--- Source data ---
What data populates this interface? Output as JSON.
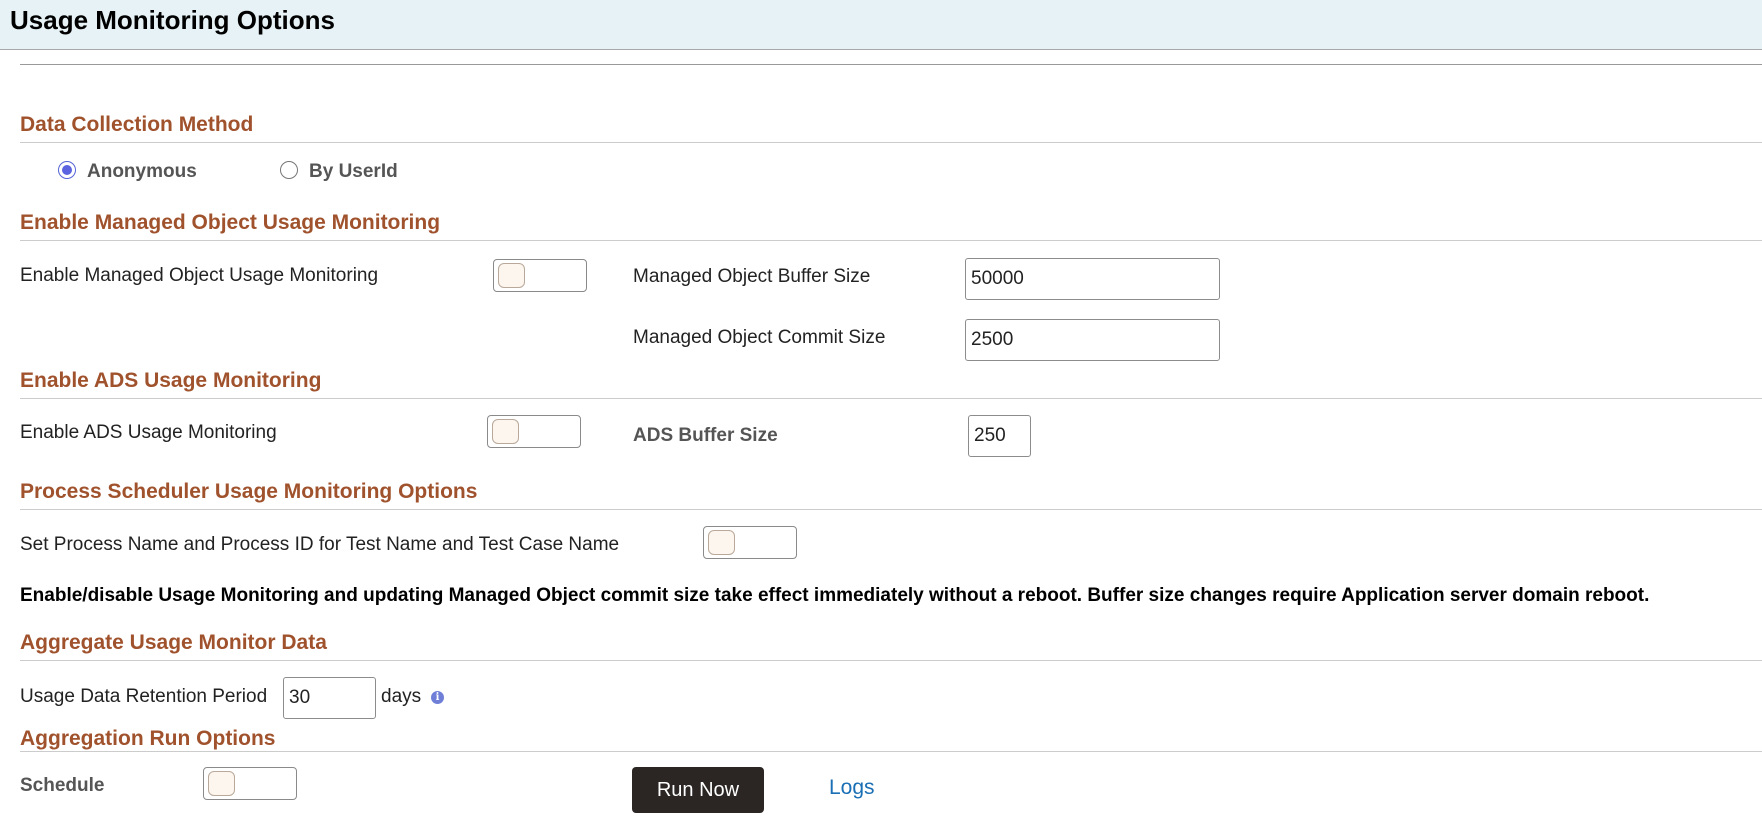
{
  "page": {
    "title": "Usage Monitoring Options"
  },
  "data_collection": {
    "title": "Data Collection Method",
    "options": [
      {
        "label": "Anonymous",
        "selected": true
      },
      {
        "label": "By UserId",
        "selected": false
      }
    ]
  },
  "managed_object": {
    "title": "Enable Managed Object Usage Monitoring",
    "enable_label": "Enable Managed Object Usage Monitoring",
    "enabled": false,
    "buffer_label": "Managed Object Buffer Size",
    "buffer_value": "50000",
    "commit_label": "Managed Object Commit Size",
    "commit_value": "2500"
  },
  "ads": {
    "title": "Enable ADS Usage Monitoring",
    "enable_label": "Enable ADS Usage Monitoring",
    "enabled": false,
    "buffer_label": "ADS Buffer Size",
    "buffer_value": "250"
  },
  "process_scheduler": {
    "title": "Process Scheduler Usage Monitoring Options",
    "set_label": "Set Process Name and Process ID for Test Name and Test Case Name",
    "enabled": false
  },
  "note": "Enable/disable Usage Monitoring and updating Managed Object commit size take effect immediately without a reboot. Buffer size changes require Application server domain reboot.",
  "aggregate": {
    "title": "Aggregate Usage Monitor Data",
    "retention_label": "Usage Data Retention Period",
    "retention_value": "30",
    "retention_unit": "days",
    "info_icon": "info-icon"
  },
  "run_options": {
    "title": "Aggregation Run Options",
    "schedule_label": "Schedule",
    "schedule_enabled": false,
    "run_now_label": "Run Now",
    "logs_label": "Logs"
  },
  "colors": {
    "section_title": "#a0522d",
    "header_bg": "#e6f2f5",
    "run_button_bg": "#2b2624",
    "link": "#1a6fb5",
    "radio_selected": "#5b63e0"
  }
}
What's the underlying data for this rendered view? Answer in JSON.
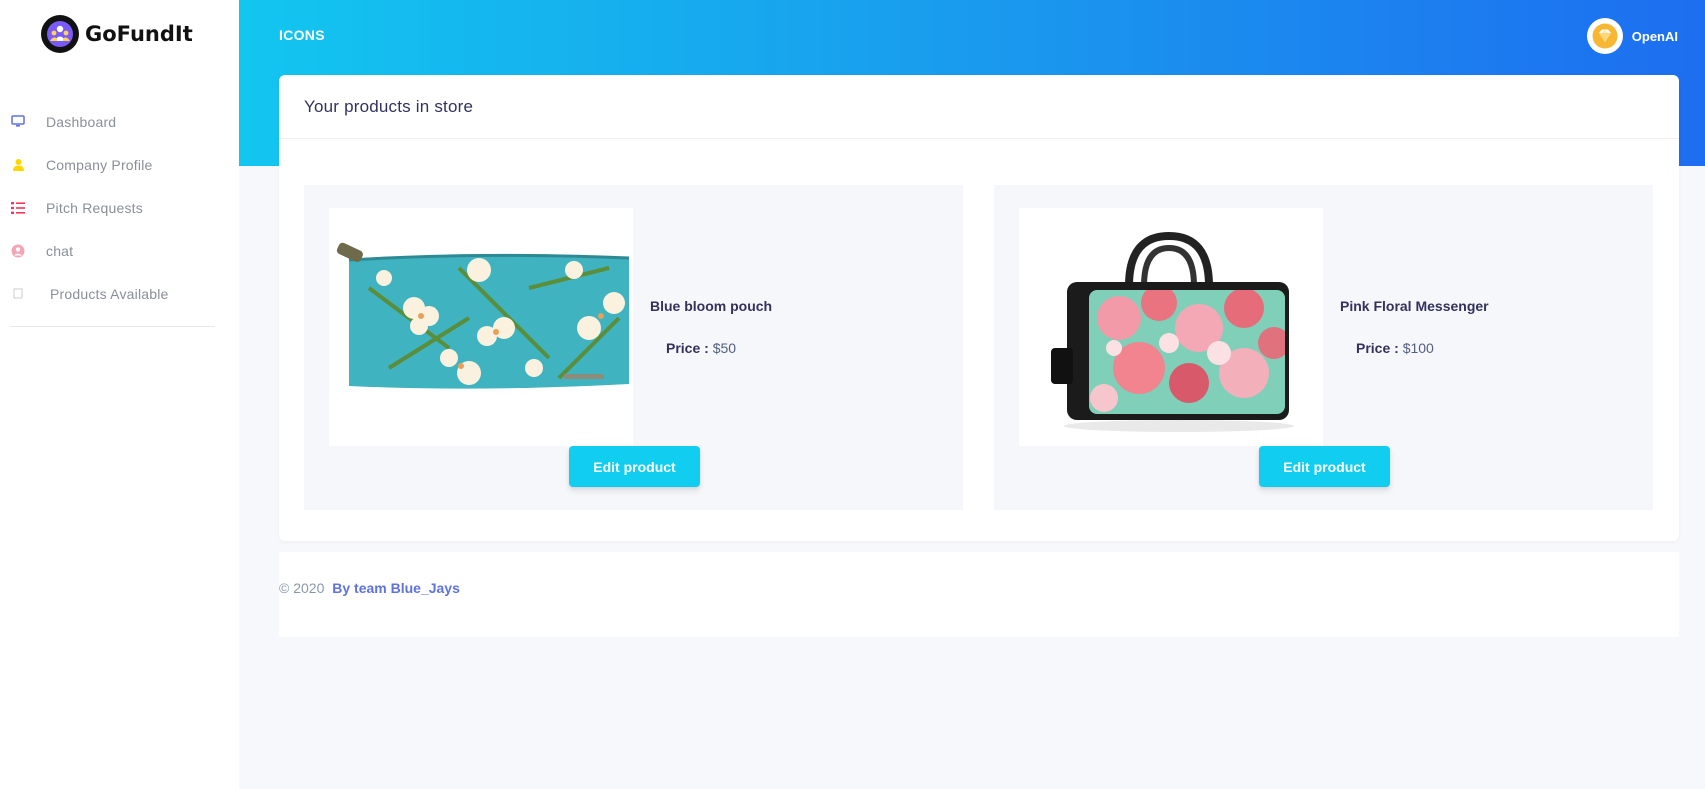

--- WHAT TO WORK ON ---
Select the lines from the entries that include the word "false".

--- CORRECT OUTPUT ---
        "selected": false
    "enabled": false,
    "enabled": false,
    "enabled": false
    "schedule_enabled": false,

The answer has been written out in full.